▶ [Given entries]
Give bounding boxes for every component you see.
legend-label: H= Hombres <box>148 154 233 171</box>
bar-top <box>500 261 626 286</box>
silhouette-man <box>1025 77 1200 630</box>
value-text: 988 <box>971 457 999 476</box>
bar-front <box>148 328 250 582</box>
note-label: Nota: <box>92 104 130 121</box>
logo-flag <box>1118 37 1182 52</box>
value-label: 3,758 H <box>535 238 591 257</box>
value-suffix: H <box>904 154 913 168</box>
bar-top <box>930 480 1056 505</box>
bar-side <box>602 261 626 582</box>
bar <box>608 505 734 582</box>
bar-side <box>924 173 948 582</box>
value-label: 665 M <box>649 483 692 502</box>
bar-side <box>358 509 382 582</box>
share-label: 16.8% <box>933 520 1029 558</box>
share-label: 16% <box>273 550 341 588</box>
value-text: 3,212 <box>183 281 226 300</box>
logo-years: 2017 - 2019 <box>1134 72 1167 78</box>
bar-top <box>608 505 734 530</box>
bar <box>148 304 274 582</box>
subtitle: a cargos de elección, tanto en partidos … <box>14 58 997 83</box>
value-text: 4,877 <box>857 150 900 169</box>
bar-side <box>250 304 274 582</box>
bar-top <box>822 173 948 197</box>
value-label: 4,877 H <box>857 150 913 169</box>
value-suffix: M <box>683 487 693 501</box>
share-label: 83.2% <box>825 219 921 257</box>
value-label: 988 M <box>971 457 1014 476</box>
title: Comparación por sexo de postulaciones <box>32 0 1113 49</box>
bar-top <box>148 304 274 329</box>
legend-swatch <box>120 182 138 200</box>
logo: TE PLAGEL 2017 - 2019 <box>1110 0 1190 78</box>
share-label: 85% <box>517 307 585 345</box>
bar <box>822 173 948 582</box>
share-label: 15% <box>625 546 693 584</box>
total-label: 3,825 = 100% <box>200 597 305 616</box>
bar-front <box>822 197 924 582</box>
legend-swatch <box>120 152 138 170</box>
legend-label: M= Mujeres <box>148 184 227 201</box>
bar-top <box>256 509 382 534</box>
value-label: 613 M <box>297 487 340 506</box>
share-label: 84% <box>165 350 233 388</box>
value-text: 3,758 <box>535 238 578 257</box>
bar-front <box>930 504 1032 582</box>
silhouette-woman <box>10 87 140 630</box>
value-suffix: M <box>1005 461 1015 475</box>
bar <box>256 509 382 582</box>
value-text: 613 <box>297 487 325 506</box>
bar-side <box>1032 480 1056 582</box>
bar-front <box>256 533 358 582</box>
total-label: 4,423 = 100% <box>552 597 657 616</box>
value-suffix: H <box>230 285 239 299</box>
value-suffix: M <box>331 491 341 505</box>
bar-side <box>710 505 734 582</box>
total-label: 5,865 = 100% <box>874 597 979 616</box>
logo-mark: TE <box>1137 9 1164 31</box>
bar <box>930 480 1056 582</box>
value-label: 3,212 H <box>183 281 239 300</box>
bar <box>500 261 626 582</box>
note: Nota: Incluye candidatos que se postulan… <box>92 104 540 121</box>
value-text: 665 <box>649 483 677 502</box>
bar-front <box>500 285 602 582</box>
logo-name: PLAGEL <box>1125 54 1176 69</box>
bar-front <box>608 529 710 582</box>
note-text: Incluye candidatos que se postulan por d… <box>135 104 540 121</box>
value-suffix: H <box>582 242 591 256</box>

▶ [Stated task] Select every line in the entries above that contains the string "silhouette", treating uppercase and lowercase as different.

▶ [Response to the task]
silhouette-man <box>1025 77 1200 630</box>
silhouette-woman <box>10 87 140 630</box>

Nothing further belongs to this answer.